What is expected.
Reproduce the listing exactly and skip over any pictures.
Start Information given
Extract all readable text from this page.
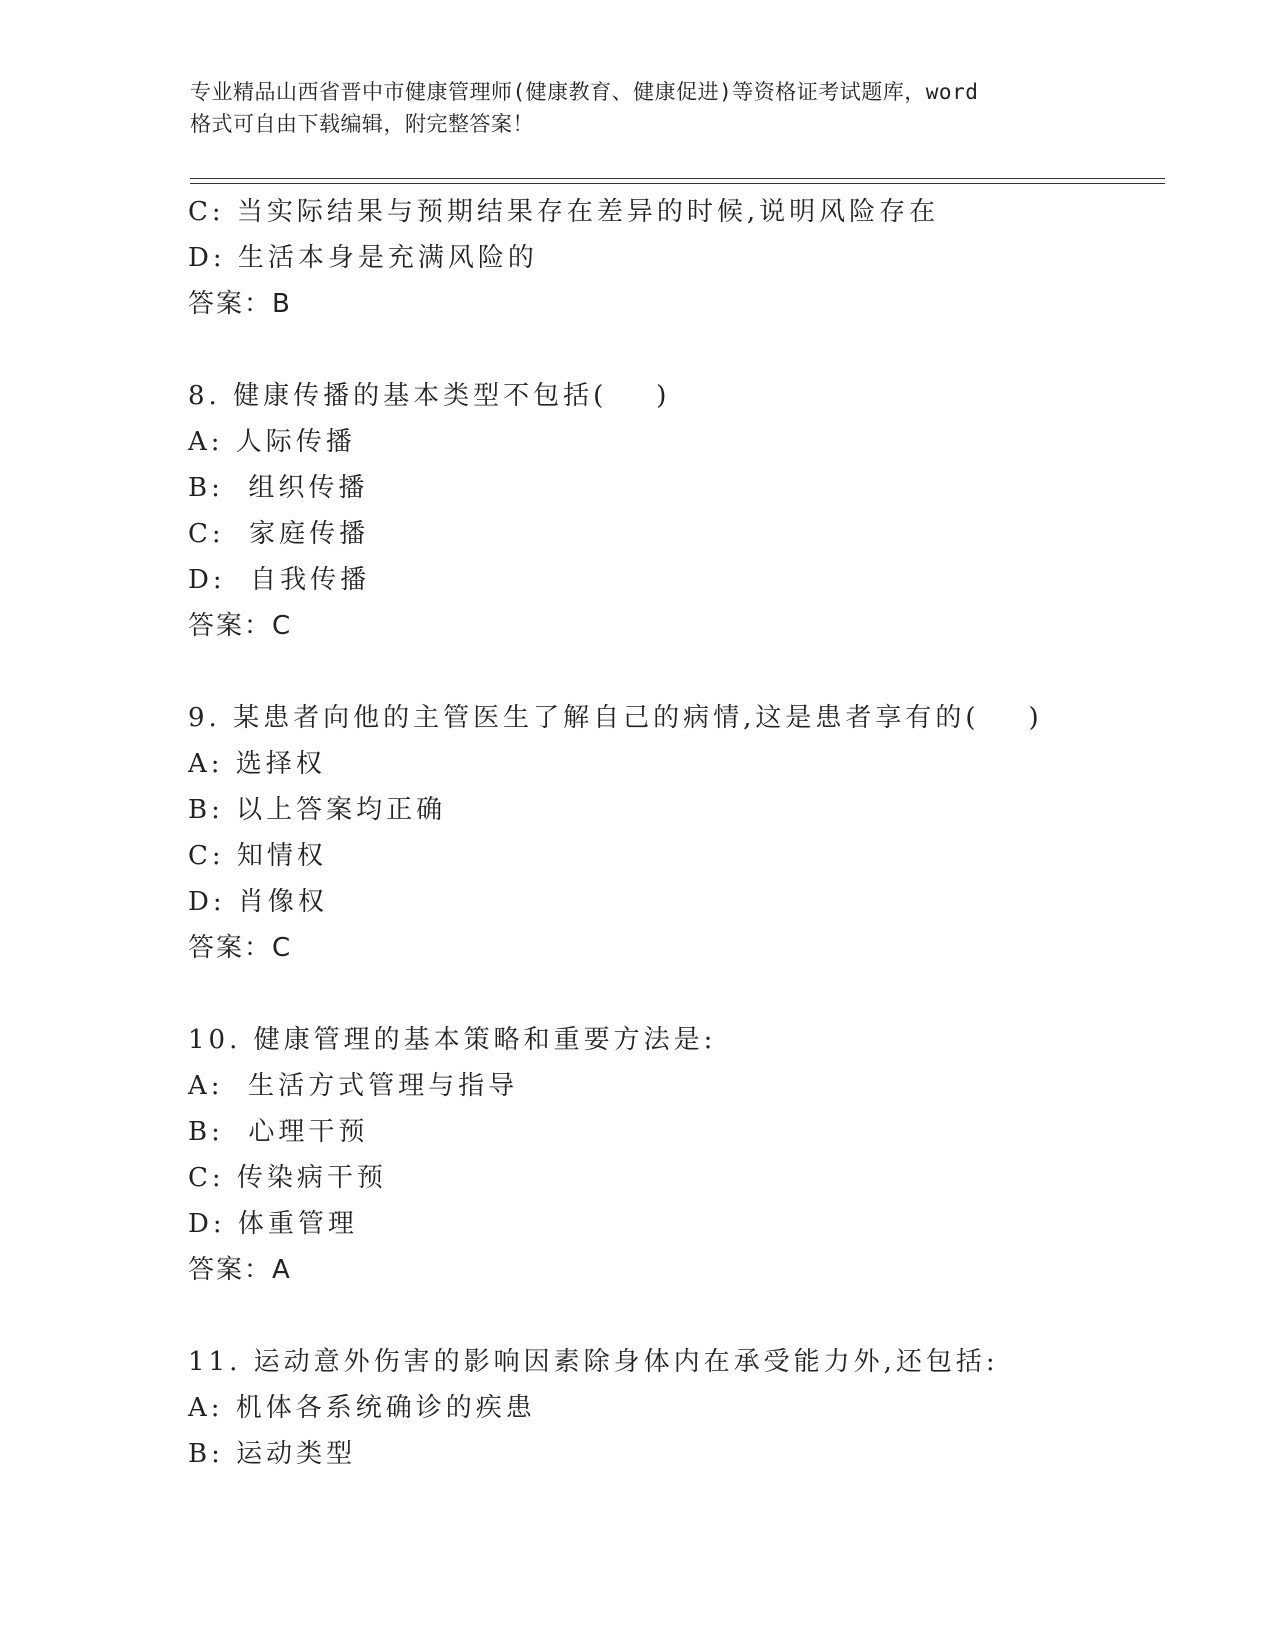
专业精品山西省晋中市健康管理师(健康教育、健康促进)等资格证考试题库，word
格式可自由下载编辑，附完整答案！
C: 当实际结果与预期结果存在差异的时候,说明风险存在
D: 生活本身是充满风险的
答案：B
8. 健康传播的基本类型不包括(    )
A: 人际传播
B:  组织传播
C:  家庭传播
D:  自我传播
答案：C
9. 某患者向他的主管医生了解自己的病情,这是患者享有的(    )
A: 选择权
B: 以上答案均正确
C: 知情权
D: 肖像权
答案：C
10. 健康管理的基本策略和重要方法是:
A:  生活方式管理与指导
B:  心理干预
C: 传染病干预
D: 体重管理
答案：A
11. 运动意外伤害的影响因素除身体内在承受能力外,还包括:
A: 机体各系统确诊的疾患
B: 运动类型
End Information given
Output of the task.
Extract all readable text from this page.
专业精品山西省晋中市健康管理师(健康教育、健康促进)等资格证考试题库，word
格式可自由下载编辑，附完整答案！
C: 当实际结果与预期结果存在差异的时候,说明风险存在
D: 生活本身是充满风险的
答案：B
8. 健康传播的基本类型不包括(    )
A: 人际传播
B:  组织传播
C:  家庭传播
D:  自我传播
答案：C
9. 某患者向他的主管医生了解自己的病情,这是患者享有的(    )
A: 选择权
B: 以上答案均正确
C: 知情权
D: 肖像权
答案：C
10. 健康管理的基本策略和重要方法是:
A:  生活方式管理与指导
B:  心理干预
C: 传染病干预
D: 体重管理
答案：A
11. 运动意外伤害的影响因素除身体内在承受能力外,还包括:
A: 机体各系统确诊的疾患
B: 运动类型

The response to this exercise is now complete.